**Written instruction:**
Search the records for the word "Energy" and pick out every line that has it.

**Supplied records:**
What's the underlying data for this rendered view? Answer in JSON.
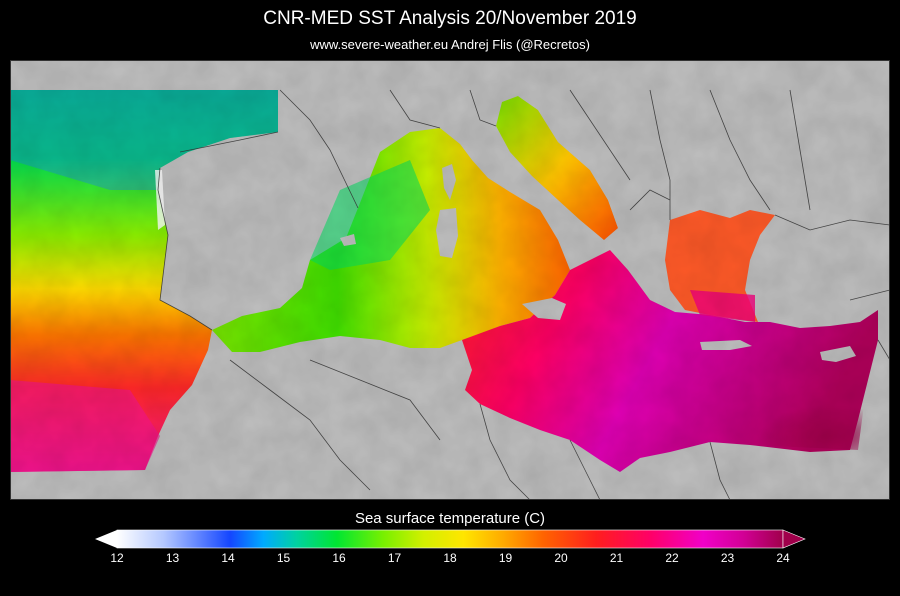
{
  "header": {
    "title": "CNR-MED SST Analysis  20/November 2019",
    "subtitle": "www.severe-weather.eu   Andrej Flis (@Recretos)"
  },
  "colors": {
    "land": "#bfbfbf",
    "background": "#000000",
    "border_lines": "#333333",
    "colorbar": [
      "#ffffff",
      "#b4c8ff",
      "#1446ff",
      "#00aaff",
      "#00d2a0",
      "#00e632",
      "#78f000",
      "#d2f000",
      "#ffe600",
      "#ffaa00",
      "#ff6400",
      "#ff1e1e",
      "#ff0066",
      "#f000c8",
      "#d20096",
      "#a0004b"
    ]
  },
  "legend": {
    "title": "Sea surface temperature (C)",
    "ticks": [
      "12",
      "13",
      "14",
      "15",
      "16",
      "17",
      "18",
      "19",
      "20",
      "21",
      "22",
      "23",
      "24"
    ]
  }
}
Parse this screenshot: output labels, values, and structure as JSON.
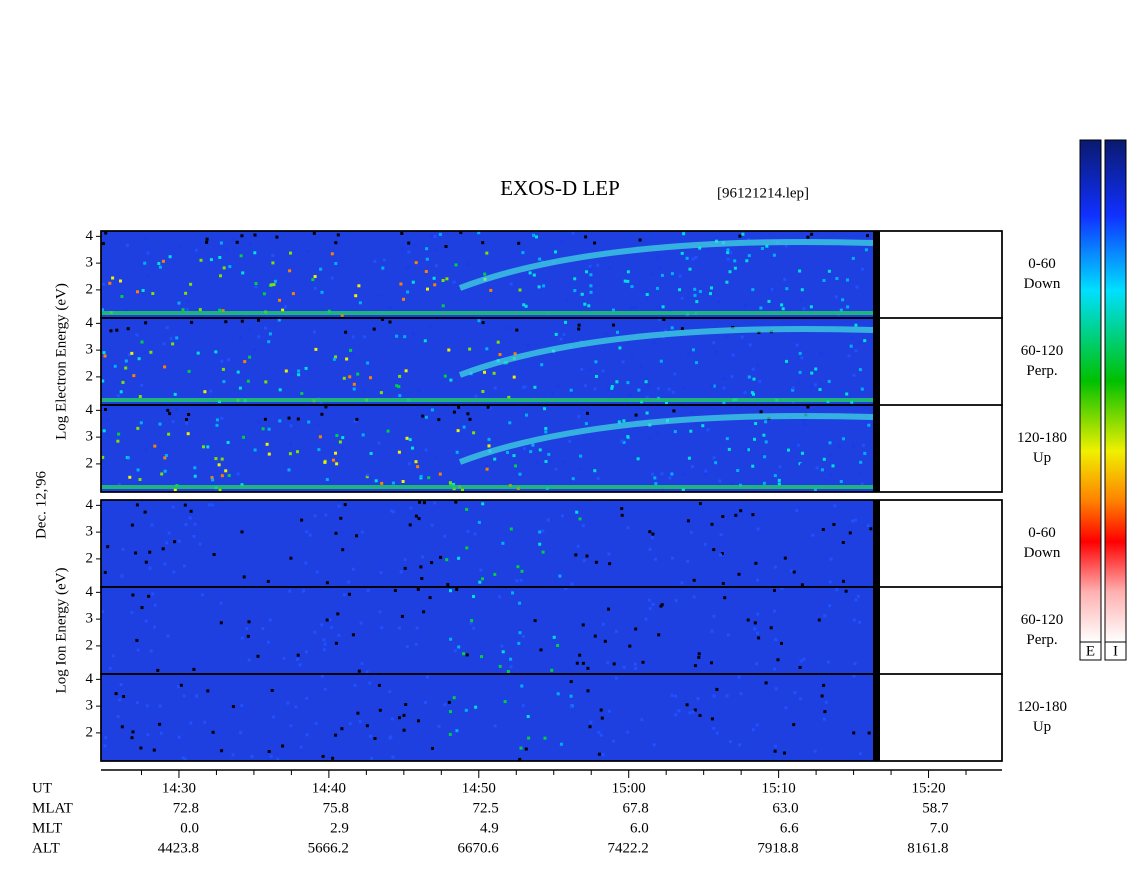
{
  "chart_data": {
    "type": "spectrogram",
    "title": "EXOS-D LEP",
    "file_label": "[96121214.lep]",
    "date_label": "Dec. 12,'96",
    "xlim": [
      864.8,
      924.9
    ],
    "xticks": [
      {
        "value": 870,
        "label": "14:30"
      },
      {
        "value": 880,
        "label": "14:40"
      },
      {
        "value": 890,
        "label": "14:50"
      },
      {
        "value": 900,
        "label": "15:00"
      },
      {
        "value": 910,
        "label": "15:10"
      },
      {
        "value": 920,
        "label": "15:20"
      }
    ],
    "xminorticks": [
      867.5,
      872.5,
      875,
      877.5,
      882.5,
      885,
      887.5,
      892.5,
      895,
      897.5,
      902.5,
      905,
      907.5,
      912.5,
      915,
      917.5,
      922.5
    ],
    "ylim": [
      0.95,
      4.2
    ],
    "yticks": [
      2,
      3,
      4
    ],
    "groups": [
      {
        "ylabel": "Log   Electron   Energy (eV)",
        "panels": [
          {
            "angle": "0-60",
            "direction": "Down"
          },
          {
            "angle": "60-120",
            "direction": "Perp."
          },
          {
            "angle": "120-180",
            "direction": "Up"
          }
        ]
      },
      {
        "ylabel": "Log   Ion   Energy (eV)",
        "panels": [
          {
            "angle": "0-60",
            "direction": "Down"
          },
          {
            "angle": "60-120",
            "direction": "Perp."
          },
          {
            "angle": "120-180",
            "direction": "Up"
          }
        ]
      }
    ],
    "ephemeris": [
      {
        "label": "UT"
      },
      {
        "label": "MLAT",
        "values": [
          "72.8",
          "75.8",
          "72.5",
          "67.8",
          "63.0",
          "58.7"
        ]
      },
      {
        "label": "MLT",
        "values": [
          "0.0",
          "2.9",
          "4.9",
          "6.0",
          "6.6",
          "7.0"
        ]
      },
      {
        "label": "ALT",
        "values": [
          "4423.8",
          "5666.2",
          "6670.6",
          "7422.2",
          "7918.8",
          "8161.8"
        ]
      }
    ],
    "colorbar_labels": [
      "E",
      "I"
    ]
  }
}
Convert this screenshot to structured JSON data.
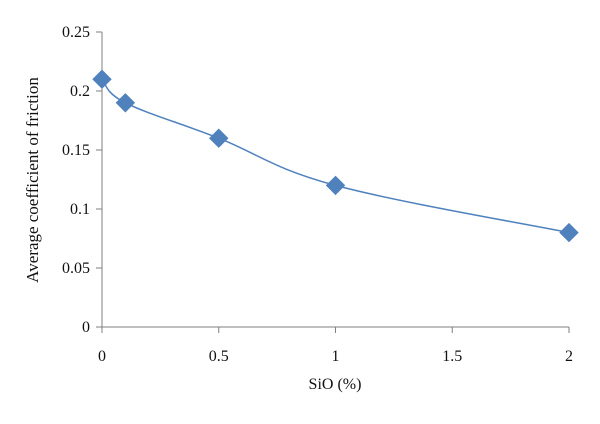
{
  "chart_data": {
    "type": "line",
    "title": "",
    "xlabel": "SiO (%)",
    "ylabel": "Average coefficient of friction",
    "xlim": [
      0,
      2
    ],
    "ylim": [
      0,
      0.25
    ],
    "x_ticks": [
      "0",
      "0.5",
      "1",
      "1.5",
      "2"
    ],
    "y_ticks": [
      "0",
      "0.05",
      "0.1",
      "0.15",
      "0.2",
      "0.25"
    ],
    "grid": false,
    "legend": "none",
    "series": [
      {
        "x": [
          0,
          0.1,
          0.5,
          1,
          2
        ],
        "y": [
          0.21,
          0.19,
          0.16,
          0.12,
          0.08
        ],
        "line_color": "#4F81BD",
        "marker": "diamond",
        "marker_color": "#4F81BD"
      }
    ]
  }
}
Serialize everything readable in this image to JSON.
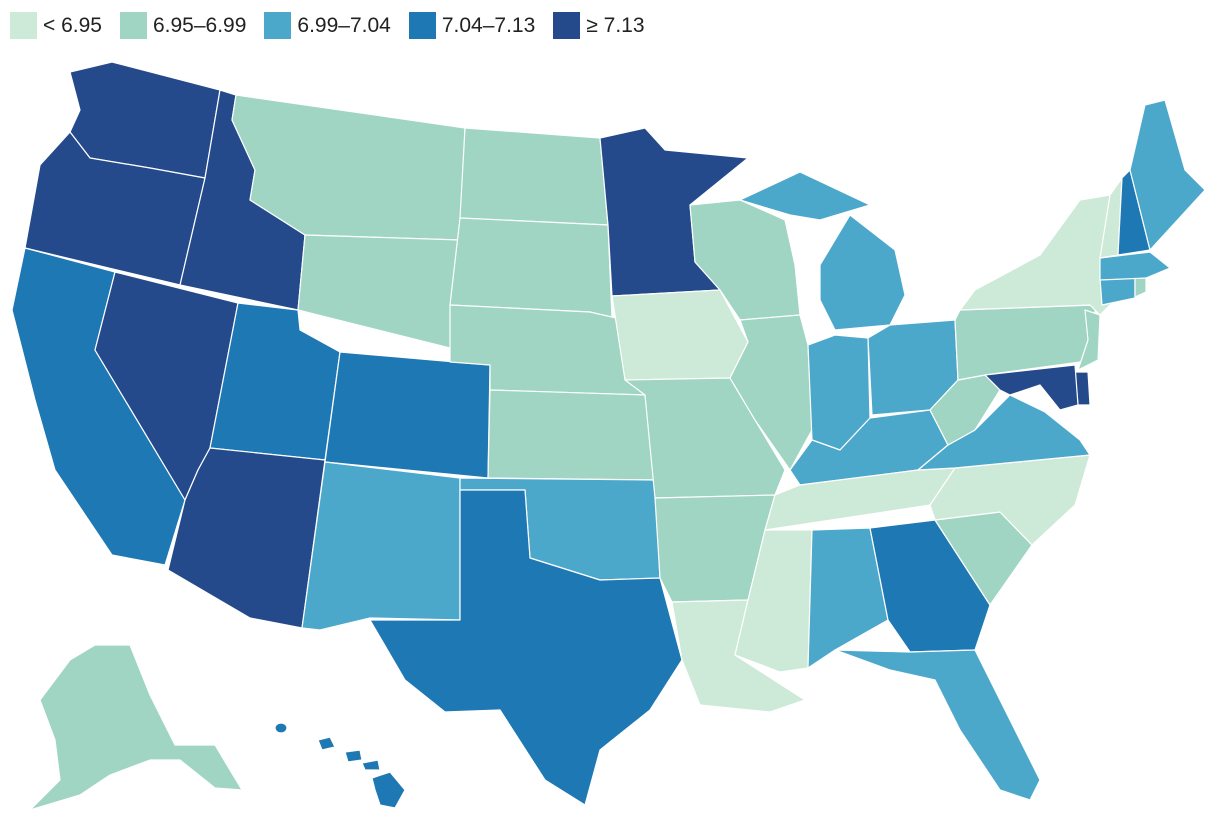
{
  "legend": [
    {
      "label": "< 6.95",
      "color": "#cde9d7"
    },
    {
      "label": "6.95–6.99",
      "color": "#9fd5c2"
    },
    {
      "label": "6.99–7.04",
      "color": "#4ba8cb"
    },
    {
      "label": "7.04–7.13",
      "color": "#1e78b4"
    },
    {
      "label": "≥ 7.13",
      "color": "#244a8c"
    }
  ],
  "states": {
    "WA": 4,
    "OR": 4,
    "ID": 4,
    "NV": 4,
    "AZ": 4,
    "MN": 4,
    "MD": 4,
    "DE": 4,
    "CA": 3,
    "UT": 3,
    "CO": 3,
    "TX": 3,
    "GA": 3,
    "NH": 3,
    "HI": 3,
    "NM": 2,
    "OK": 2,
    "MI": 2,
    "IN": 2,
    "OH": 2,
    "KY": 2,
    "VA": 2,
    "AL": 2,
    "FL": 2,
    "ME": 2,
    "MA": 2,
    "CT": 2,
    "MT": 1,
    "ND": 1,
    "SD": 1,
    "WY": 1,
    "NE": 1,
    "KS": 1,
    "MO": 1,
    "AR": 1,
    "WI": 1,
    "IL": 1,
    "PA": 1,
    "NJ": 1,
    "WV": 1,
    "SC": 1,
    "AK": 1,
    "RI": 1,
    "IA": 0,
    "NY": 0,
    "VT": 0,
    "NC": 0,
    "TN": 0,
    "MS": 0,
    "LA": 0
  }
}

**Solution to the exercise:**
        "ylabel": "Log   Electron   Energy (eV)",
        "ylabel": "Log   Ion   Energy (eV)",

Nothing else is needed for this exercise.